-- START Given records --
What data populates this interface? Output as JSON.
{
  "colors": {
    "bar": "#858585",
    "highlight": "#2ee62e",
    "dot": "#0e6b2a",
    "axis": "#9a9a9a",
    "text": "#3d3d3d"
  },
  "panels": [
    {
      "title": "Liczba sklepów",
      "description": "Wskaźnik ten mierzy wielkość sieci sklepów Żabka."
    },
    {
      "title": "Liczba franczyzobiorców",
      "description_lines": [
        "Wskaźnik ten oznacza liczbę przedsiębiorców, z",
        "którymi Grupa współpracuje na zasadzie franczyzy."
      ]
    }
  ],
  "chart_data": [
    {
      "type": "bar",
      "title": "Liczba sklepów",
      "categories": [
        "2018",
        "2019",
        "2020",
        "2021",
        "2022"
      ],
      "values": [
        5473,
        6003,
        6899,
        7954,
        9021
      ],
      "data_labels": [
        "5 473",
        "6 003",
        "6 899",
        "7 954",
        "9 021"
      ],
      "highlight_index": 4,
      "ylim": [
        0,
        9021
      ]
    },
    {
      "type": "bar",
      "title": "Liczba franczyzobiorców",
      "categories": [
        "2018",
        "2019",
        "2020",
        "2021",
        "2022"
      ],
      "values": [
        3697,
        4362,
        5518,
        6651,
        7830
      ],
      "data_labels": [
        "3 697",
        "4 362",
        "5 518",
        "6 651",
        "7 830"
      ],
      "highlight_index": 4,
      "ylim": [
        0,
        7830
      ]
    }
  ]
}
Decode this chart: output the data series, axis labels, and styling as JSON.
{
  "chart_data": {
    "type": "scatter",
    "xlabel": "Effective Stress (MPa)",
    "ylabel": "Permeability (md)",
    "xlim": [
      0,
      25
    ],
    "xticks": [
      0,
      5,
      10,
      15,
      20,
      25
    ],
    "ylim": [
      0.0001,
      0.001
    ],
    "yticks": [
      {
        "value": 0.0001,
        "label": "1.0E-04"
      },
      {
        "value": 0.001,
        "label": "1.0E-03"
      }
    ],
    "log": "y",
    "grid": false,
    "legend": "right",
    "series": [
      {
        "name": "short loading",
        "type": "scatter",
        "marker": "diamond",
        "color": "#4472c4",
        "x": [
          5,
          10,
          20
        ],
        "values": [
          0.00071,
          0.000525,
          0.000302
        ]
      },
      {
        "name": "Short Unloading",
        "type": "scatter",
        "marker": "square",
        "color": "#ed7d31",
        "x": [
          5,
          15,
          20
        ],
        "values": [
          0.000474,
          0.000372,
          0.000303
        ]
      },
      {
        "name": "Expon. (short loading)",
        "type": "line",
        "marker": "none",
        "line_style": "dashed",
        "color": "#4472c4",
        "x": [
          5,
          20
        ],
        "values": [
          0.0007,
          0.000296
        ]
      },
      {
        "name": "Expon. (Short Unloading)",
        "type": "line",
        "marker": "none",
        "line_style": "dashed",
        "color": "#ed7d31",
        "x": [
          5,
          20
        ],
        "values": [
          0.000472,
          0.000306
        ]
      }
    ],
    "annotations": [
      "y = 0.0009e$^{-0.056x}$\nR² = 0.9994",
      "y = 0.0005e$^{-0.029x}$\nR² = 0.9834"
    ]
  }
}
-- END Given records --
[Problem requirements] Repeat exactly, and only, the lines from the line containing "Decode this chart: output" through the last line of the records above, both included.

[Written solution]
Decode this chart: output the data series, axis labels, and styling as JSON.
{
  "chart_data": {
    "type": "scatter",
    "xlabel": "Effective Stress (MPa)",
    "ylabel": "Permeability (md)",
    "xlim": [
      0,
      25
    ],
    "xticks": [
      0,
      5,
      10,
      15,
      20,
      25
    ],
    "ylim": [
      0.0001,
      0.001
    ],
    "yticks": [
      {
        "value": 0.0001,
        "label": "1.0E-04"
      },
      {
        "value": 0.001,
        "label": "1.0E-03"
      }
    ],
    "log": "y",
    "grid": false,
    "legend": "right",
    "series": [
      {
        "name": "short loading",
        "type": "scatter",
        "marker": "diamond",
        "color": "#4472c4",
        "x": [
          5,
          10,
          20
        ],
        "values": [
          0.00071,
          0.000525,
          0.000302
        ]
      },
      {
        "name": "Short Unloading",
        "type": "scatter",
        "marker": "square",
        "color": "#ed7d31",
        "x": [
          5,
          15,
          20
        ],
        "values": [
          0.000474,
          0.000372,
          0.000303
        ]
      },
      {
        "name": "Expon. (short loading)",
        "type": "line",
        "marker": "none",
        "line_style": "dashed",
        "color": "#4472c4",
        "x": [
          5,
          20
        ],
        "values": [
          0.0007,
          0.000296
        ]
      },
      {
        "name": "Expon. (Short Unloading)",
        "type": "line",
        "marker": "none",
        "line_style": "dashed",
        "color": "#ed7d31",
        "x": [
          5,
          20
        ],
        "values": [
          0.000472,
          0.000306
        ]
      }
    ],
    "annotations": [
      "y = 0.0009e$^{-0.056x}$\nR² = 0.9994",
      "y = 0.0005e$^{-0.029x}$\nR² = 0.9834"
    ]
  }
}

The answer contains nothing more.